** start Input records **
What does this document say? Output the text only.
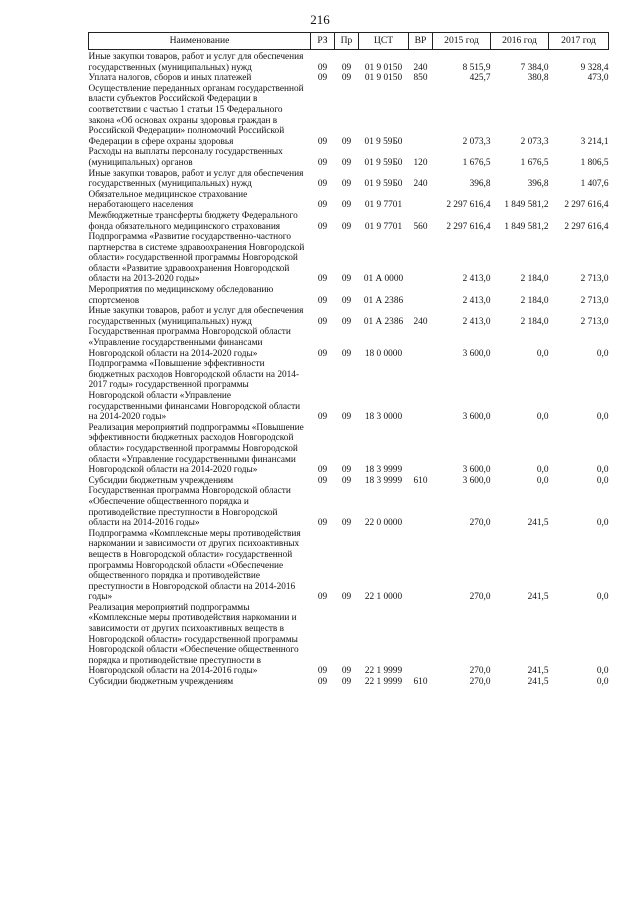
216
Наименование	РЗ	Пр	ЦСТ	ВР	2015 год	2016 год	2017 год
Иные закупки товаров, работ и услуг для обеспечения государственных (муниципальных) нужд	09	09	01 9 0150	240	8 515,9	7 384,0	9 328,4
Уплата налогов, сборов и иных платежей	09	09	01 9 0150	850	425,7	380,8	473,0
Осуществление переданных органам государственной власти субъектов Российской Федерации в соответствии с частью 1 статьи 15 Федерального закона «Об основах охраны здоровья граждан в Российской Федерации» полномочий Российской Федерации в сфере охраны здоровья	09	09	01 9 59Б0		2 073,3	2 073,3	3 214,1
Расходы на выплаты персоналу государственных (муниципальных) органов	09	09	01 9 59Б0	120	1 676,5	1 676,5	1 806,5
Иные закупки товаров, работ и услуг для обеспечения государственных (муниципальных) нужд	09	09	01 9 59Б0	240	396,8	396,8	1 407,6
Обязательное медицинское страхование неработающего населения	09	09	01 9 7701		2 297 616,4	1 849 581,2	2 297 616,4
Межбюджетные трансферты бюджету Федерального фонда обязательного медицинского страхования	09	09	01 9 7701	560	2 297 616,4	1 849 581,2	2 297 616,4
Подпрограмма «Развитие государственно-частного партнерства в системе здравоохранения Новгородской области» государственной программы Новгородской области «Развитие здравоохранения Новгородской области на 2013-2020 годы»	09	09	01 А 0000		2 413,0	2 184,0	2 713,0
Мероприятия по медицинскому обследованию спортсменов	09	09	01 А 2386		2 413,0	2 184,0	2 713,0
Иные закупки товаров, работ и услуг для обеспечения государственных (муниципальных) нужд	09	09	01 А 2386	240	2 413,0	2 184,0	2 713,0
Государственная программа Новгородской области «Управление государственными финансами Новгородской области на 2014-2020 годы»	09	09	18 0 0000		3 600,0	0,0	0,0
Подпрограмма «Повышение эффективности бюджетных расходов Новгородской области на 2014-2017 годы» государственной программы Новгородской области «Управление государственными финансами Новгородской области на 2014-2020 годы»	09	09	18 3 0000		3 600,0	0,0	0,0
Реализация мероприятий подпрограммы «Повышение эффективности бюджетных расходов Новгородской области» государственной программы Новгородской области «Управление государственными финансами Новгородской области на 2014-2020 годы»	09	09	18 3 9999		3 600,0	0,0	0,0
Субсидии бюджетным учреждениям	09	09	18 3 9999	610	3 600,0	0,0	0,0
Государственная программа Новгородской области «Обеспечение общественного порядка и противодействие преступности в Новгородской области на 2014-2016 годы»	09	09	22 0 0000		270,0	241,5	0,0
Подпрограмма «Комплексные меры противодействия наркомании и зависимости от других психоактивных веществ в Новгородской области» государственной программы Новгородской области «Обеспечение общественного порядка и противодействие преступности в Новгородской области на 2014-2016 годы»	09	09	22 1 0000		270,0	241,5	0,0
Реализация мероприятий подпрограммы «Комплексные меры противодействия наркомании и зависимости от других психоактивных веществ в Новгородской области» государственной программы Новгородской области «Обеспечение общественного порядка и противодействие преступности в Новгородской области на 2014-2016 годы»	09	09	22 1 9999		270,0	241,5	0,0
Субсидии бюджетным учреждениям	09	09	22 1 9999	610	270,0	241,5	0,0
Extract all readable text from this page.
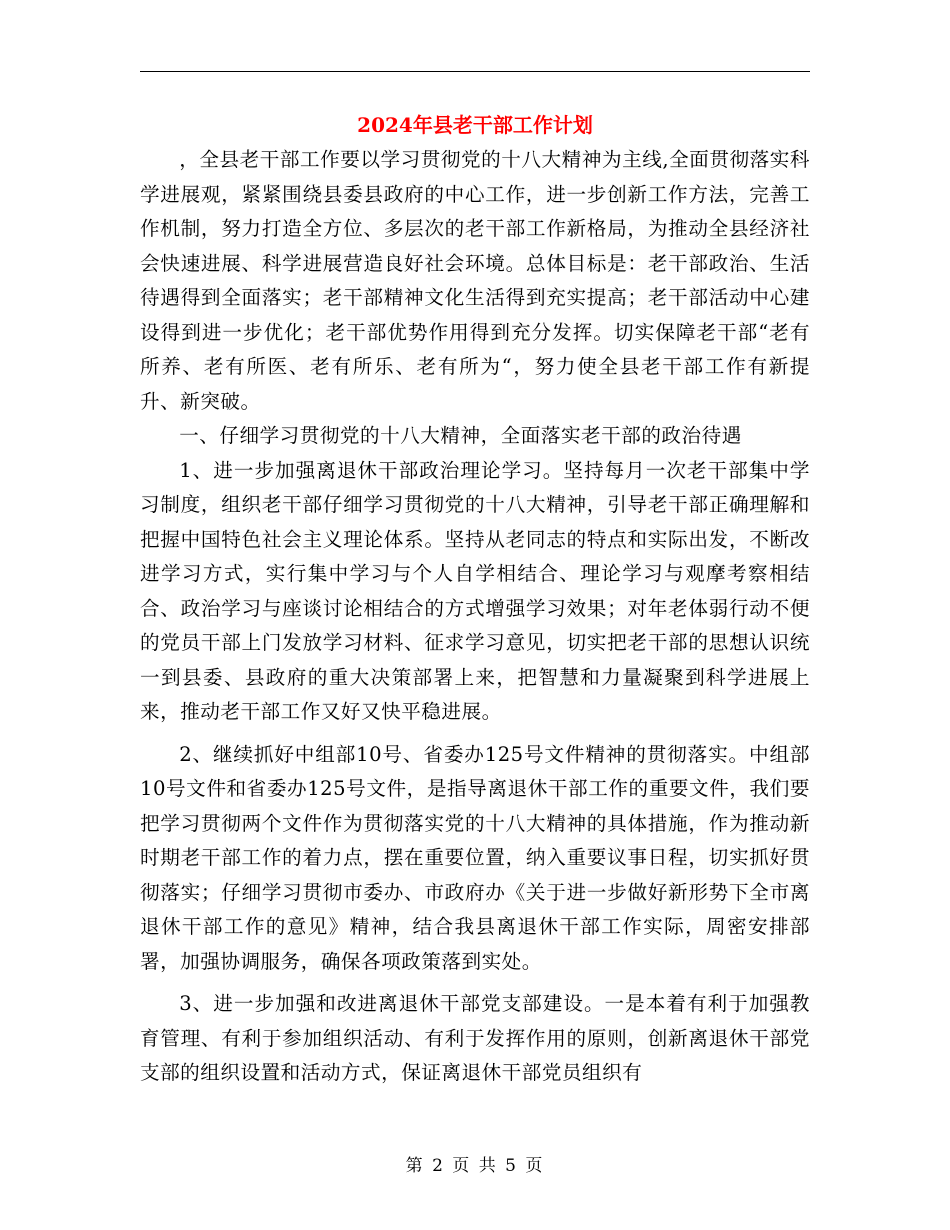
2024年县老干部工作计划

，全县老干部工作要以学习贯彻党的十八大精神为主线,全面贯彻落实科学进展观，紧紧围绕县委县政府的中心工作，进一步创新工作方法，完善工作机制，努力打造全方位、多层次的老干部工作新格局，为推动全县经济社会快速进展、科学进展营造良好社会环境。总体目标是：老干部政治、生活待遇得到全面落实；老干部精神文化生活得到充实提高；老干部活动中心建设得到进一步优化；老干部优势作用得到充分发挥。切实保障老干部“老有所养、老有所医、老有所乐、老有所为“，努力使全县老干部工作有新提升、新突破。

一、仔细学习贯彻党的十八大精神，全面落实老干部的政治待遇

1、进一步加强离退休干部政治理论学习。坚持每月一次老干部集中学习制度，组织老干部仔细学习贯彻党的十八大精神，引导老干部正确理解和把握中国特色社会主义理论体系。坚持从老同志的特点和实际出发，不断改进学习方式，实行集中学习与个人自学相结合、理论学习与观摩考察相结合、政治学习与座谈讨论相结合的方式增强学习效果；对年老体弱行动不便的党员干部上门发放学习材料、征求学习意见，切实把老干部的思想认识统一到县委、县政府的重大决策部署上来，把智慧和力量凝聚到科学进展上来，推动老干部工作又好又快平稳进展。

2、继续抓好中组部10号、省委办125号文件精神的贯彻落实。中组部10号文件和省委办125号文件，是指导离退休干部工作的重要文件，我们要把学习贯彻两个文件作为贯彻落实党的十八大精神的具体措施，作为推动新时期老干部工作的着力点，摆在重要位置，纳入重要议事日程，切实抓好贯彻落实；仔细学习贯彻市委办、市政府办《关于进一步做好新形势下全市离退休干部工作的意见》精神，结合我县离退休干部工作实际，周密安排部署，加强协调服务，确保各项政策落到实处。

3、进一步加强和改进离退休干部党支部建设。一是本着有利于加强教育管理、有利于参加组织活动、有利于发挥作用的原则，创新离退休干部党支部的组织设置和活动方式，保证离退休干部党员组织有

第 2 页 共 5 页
** end Input records **
From the line containing "Extract all readable text from this page." down to the final line of the listing above, write out only those lines exactly as they are, minus the pictures.

◆ Result of the exercise:
Extract all readable text from this page.
2024年县老干部工作计划

，全县老干部工作要以学习贯彻党的十八大精神为主线,全面贯彻落实科学进展观，紧紧围绕县委县政府的中心工作，进一步创新工作方法，完善工作机制，努力打造全方位、多层次的老干部工作新格局，为推动全县经济社会快速进展、科学进展营造良好社会环境。总体目标是：老干部政治、生活待遇得到全面落实；老干部精神文化生活得到充实提高；老干部活动中心建设得到进一步优化；老干部优势作用得到充分发挥。切实保障老干部“老有所养、老有所医、老有所乐、老有所为“，努力使全县老干部工作有新提升、新突破。

一、仔细学习贯彻党的十八大精神，全面落实老干部的政治待遇

1、进一步加强离退休干部政治理论学习。坚持每月一次老干部集中学习制度，组织老干部仔细学习贯彻党的十八大精神，引导老干部正确理解和把握中国特色社会主义理论体系。坚持从老同志的特点和实际出发，不断改进学习方式，实行集中学习与个人自学相结合、理论学习与观摩考察相结合、政治学习与座谈讨论相结合的方式增强学习效果；对年老体弱行动不便的党员干部上门发放学习材料、征求学习意见，切实把老干部的思想认识统一到县委、县政府的重大决策部署上来，把智慧和力量凝聚到科学进展上来，推动老干部工作又好又快平稳进展。

2、继续抓好中组部10号、省委办125号文件精神的贯彻落实。中组部10号文件和省委办125号文件，是指导离退休干部工作的重要文件，我们要把学习贯彻两个文件作为贯彻落实党的十八大精神的具体措施，作为推动新时期老干部工作的着力点，摆在重要位置，纳入重要议事日程，切实抓好贯彻落实；仔细学习贯彻市委办、市政府办《关于进一步做好新形势下全市离退休干部工作的意见》精神，结合我县离退休干部工作实际，周密安排部署，加强协调服务，确保各项政策落到实处。

3、进一步加强和改进离退休干部党支部建设。一是本着有利于加强教育管理、有利于参加组织活动、有利于发挥作用的原则，创新离退休干部党支部的组织设置和活动方式，保证离退休干部党员组织有

第 2 页 共 5 页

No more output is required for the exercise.